··· DATA SUPPLIED

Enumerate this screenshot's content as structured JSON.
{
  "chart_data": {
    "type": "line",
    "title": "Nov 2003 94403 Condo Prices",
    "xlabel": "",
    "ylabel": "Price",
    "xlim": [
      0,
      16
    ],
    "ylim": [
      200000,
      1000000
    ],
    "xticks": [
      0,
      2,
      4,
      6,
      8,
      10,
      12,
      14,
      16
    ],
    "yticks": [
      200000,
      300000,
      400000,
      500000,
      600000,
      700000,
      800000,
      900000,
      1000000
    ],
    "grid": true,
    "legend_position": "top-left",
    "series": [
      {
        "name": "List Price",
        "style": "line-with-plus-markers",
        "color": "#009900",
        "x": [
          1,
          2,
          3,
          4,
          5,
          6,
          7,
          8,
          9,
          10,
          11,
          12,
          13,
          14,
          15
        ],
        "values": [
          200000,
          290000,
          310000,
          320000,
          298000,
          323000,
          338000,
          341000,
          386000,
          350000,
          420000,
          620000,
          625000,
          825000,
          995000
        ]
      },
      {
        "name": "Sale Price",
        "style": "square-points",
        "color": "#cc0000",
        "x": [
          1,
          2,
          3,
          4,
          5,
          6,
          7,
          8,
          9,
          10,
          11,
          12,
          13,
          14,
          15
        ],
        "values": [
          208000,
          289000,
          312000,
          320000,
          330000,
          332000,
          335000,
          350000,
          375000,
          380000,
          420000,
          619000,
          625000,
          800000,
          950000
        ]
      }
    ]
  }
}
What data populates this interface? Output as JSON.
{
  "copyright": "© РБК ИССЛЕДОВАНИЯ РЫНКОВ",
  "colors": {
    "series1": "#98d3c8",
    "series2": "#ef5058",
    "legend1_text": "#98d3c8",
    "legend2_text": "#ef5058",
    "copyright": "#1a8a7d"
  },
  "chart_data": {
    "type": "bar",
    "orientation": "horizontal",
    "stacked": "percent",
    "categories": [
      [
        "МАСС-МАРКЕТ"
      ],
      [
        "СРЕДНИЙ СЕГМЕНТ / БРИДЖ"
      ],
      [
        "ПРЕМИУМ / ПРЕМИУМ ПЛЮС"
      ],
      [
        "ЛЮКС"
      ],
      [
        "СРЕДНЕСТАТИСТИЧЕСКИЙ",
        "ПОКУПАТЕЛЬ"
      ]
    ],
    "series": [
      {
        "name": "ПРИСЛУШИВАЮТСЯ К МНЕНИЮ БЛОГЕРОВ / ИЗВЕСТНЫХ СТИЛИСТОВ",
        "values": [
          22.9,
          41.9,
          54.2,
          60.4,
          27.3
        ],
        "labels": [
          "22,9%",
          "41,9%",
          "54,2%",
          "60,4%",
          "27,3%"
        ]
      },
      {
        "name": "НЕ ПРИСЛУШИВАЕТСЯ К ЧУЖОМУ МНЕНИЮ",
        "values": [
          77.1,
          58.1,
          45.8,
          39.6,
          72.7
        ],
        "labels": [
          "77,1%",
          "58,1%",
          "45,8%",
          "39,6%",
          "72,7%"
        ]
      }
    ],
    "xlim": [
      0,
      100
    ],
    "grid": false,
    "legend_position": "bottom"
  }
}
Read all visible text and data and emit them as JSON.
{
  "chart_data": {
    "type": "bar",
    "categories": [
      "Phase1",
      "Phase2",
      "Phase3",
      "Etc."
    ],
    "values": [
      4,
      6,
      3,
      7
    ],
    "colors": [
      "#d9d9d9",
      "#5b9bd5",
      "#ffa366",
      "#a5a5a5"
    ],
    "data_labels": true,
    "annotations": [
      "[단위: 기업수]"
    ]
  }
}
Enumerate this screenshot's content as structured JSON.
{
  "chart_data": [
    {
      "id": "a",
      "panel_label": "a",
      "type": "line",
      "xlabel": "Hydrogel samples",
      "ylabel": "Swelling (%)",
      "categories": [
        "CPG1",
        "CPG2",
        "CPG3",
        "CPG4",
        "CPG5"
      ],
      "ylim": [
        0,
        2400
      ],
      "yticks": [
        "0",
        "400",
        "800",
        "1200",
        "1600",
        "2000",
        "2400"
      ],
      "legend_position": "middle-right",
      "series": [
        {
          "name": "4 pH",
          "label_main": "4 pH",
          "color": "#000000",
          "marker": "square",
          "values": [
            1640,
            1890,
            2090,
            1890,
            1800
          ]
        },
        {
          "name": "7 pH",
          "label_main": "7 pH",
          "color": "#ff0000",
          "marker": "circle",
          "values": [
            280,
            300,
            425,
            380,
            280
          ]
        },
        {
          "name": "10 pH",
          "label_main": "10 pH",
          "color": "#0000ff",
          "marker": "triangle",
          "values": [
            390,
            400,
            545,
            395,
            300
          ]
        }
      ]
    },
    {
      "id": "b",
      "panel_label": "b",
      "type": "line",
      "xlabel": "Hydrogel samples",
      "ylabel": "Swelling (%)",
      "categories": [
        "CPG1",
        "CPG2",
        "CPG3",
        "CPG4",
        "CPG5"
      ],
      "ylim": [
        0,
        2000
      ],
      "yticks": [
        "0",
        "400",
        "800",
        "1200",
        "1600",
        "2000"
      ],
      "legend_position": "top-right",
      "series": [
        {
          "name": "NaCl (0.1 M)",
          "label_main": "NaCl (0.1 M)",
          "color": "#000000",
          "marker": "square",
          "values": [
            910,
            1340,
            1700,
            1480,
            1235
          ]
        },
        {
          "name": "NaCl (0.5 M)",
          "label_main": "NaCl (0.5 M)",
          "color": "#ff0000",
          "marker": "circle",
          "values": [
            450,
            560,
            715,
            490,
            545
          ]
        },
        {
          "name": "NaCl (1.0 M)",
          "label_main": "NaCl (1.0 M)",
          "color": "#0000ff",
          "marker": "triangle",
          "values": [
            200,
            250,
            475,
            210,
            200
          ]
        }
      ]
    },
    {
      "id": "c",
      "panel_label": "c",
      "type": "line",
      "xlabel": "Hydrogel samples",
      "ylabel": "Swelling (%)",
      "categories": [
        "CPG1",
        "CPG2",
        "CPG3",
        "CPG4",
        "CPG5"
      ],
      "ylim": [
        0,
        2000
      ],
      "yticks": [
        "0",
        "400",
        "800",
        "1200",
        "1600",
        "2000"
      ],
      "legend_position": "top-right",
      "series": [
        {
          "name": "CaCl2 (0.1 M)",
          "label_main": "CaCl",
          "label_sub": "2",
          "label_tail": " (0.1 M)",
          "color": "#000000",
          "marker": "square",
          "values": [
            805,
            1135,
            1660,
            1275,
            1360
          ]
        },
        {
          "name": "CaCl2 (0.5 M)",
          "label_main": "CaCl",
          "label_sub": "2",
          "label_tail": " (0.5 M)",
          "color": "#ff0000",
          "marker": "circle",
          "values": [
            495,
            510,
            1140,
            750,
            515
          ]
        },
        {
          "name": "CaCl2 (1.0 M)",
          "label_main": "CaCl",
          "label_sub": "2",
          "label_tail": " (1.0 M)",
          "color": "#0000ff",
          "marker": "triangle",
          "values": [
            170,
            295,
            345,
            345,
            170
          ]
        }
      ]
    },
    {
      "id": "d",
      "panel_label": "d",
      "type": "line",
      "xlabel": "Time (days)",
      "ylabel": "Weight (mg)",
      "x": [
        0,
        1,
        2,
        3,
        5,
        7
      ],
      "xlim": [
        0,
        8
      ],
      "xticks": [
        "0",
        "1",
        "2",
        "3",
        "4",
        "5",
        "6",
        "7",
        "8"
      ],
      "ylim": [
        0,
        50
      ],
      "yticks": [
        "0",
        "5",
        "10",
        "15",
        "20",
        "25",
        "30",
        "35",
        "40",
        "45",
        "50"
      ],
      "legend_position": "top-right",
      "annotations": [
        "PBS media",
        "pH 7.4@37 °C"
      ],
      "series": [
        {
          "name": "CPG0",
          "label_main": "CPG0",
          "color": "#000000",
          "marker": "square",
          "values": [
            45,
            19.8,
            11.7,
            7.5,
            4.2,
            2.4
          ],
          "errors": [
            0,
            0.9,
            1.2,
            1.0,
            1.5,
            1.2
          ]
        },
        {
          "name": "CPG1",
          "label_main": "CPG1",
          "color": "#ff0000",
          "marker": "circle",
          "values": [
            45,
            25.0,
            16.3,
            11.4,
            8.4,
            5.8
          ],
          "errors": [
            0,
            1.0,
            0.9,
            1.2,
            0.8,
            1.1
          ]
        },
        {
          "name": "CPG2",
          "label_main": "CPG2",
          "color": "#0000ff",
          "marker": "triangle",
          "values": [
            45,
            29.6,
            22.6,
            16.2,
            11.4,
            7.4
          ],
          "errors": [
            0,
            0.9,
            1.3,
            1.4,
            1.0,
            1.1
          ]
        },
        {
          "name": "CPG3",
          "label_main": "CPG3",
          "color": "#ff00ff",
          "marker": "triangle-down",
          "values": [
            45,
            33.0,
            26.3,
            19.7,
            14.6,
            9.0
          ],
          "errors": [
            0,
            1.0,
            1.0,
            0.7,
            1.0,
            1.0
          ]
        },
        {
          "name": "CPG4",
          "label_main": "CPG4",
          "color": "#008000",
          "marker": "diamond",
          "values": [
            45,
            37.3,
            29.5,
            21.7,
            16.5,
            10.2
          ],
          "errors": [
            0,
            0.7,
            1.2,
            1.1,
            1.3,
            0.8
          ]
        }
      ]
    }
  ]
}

······

__PROBLEM DETAILS__. Every line of the listing that holds "NaCl" should be found and copied.

__ANSWER TO THIS TASK__.
          "name": "NaCl (0.1 M)",
          "label_main": "NaCl (0.1 M)",
          "name": "NaCl (0.5 M)",
          "label_main": "NaCl (0.5 M)",
          "name": "NaCl (1.0 M)",
          "label_main": "NaCl (1.0 M)",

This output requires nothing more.